***** RECORDED DATA

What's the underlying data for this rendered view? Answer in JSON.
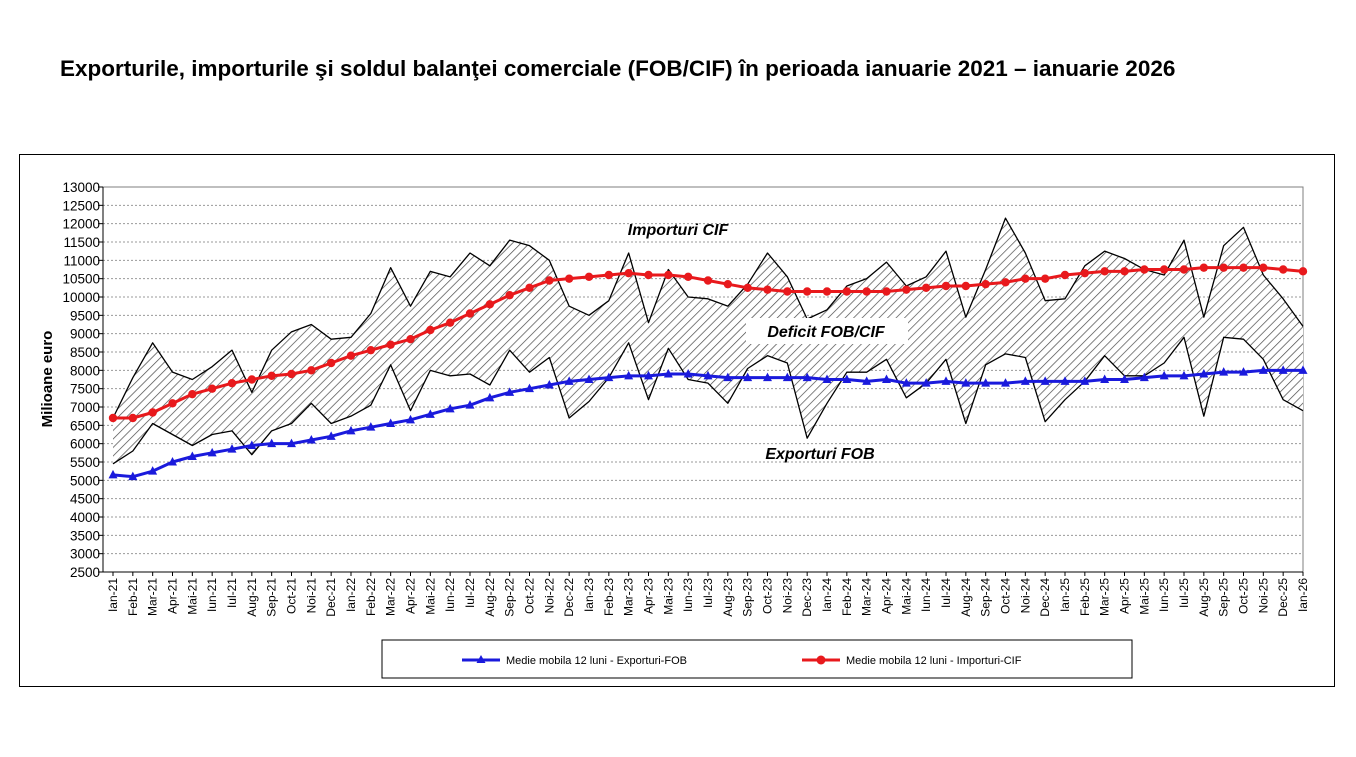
{
  "title": "Exporturile, importurile şi soldul balanţei comerciale (FOB/CIF) în perioada ianuarie 2021 – ianuarie 2026",
  "chart_data": {
    "type": "line",
    "title": "Exporturile, importurile şi soldul balanţei comerciale (FOB/CIF) în perioada ianuarie 2021 – ianuarie 2026",
    "ylabel": "Milioane  euro",
    "xlabel": "",
    "ylim": [
      2500,
      13000
    ],
    "ytick_step": 500,
    "grid": "horizontal-dotted",
    "legend": "bottom-center",
    "categories": [
      "Ian-21",
      "Feb-21",
      "Mar-21",
      "Apr-21",
      "Mai-21",
      "Iun-21",
      "Iul-21",
      "Aug-21",
      "Sep-21",
      "Oct-21",
      "Noi-21",
      "Dec-21",
      "Ian-22",
      "Feb-22",
      "Mar-22",
      "Apr-22",
      "Mai-22",
      "Iun-22",
      "Iul-22",
      "Aug-22",
      "Sep-22",
      "Oct-22",
      "Noi-22",
      "Dec-22",
      "Ian-23",
      "Feb-23",
      "Mar-23",
      "Apr-23",
      "Mai-23",
      "Iun-23",
      "Iul-23",
      "Aug-23",
      "Sep-23",
      "Oct-23",
      "Noi-23",
      "Dec-23",
      "Ian-24",
      "Feb-24",
      "Mar-24",
      "Apr-24",
      "Mai-24",
      "Iun-24",
      "Iul-24",
      "Aug-24",
      "Sep-24",
      "Oct-24",
      "Noi-24",
      "Dec-24",
      "Ian-25",
      "Feb-25",
      "Mar-25",
      "Apr-25",
      "Mai-25",
      "Iun-25",
      "Iul-25",
      "Aug-25",
      "Sep-25",
      "Oct-25",
      "Noi-25",
      "Dec-25",
      "Ian-26"
    ],
    "series": [
      {
        "name": "Importuri CIF",
        "role": "monthly-imports",
        "color": "#000000",
        "values": [
          6700,
          7800,
          8750,
          7950,
          7750,
          8100,
          8550,
          7400,
          8550,
          9050,
          9250,
          8850,
          8900,
          9550,
          10800,
          9750,
          10700,
          10550,
          11200,
          10850,
          11550,
          11400,
          11000,
          9750,
          9500,
          9900,
          11200,
          9300,
          10750,
          10000,
          9950,
          9750,
          10350,
          11200,
          10550,
          9400,
          9650,
          10300,
          10500,
          10950,
          10300,
          10550,
          11250,
          9450,
          10750,
          12150,
          11200,
          9900,
          9950,
          10850,
          11250,
          11050,
          10750,
          10600,
          11550,
          9450,
          11400,
          11900,
          10600,
          9950,
          9200
        ]
      },
      {
        "name": "Exporturi FOB",
        "role": "monthly-exports",
        "color": "#000000",
        "values": [
          5450,
          5800,
          6550,
          6250,
          5950,
          6250,
          6350,
          5700,
          6350,
          6550,
          7100,
          6550,
          6750,
          7050,
          8150,
          6900,
          8000,
          7850,
          7900,
          7600,
          8550,
          7950,
          8350,
          6700,
          7150,
          7800,
          8750,
          7200,
          8600,
          7750,
          7650,
          7100,
          8050,
          8400,
          8200,
          6150,
          7100,
          7950,
          7950,
          8300,
          7250,
          7650,
          8300,
          6550,
          8150,
          8450,
          8350,
          6600,
          7200,
          7700,
          8400,
          7850,
          7850,
          8200,
          8900,
          6750,
          8900,
          8850,
          8300,
          7200,
          6900
        ]
      },
      {
        "name": "Medie mobila 12 luni - Exporturi-FOB",
        "role": "moving-average-exports",
        "color": "#1a1adc",
        "marker": "triangle",
        "values": [
          5150,
          5100,
          5250,
          5500,
          5650,
          5750,
          5850,
          5950,
          6000,
          6000,
          6100,
          6200,
          6350,
          6450,
          6550,
          6650,
          6800,
          6950,
          7050,
          7250,
          7400,
          7500,
          7600,
          7700,
          7750,
          7800,
          7850,
          7850,
          7900,
          7900,
          7850,
          7800,
          7800,
          7800,
          7800,
          7800,
          7750,
          7750,
          7700,
          7750,
          7650,
          7650,
          7700,
          7650,
          7650,
          7650,
          7700,
          7700,
          7700,
          7700,
          7750,
          7750,
          7800,
          7850,
          7850,
          7900,
          7950,
          7950,
          8000,
          8000,
          8000
        ]
      },
      {
        "name": "Medie mobila 12 luni - Importuri-CIF",
        "role": "moving-average-imports",
        "color": "#e8191c",
        "marker": "circle",
        "values": [
          6700,
          6700,
          6850,
          7100,
          7350,
          7500,
          7650,
          7750,
          7850,
          7900,
          8000,
          8200,
          8400,
          8550,
          8700,
          8850,
          9100,
          9300,
          9550,
          9800,
          10050,
          10250,
          10450,
          10500,
          10550,
          10600,
          10650,
          10600,
          10600,
          10550,
          10450,
          10350,
          10250,
          10200,
          10150,
          10150,
          10150,
          10150,
          10150,
          10150,
          10200,
          10250,
          10300,
          10300,
          10350,
          10400,
          10500,
          10500,
          10600,
          10650,
          10700,
          10700,
          10750,
          10750,
          10750,
          10800,
          10800,
          10800,
          10800,
          10750,
          10700
        ]
      }
    ],
    "annotations": [
      "Importuri CIF",
      "Deficit FOB/CIF",
      "Exporturi FOB"
    ]
  }
}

**********

Copy every line of the listing that contains the word "mobila".

        "name": "Medie mobila 12 luni - Exporturi-FOB",
        "name": "Medie mobila 12 luni - Importuri-CIF",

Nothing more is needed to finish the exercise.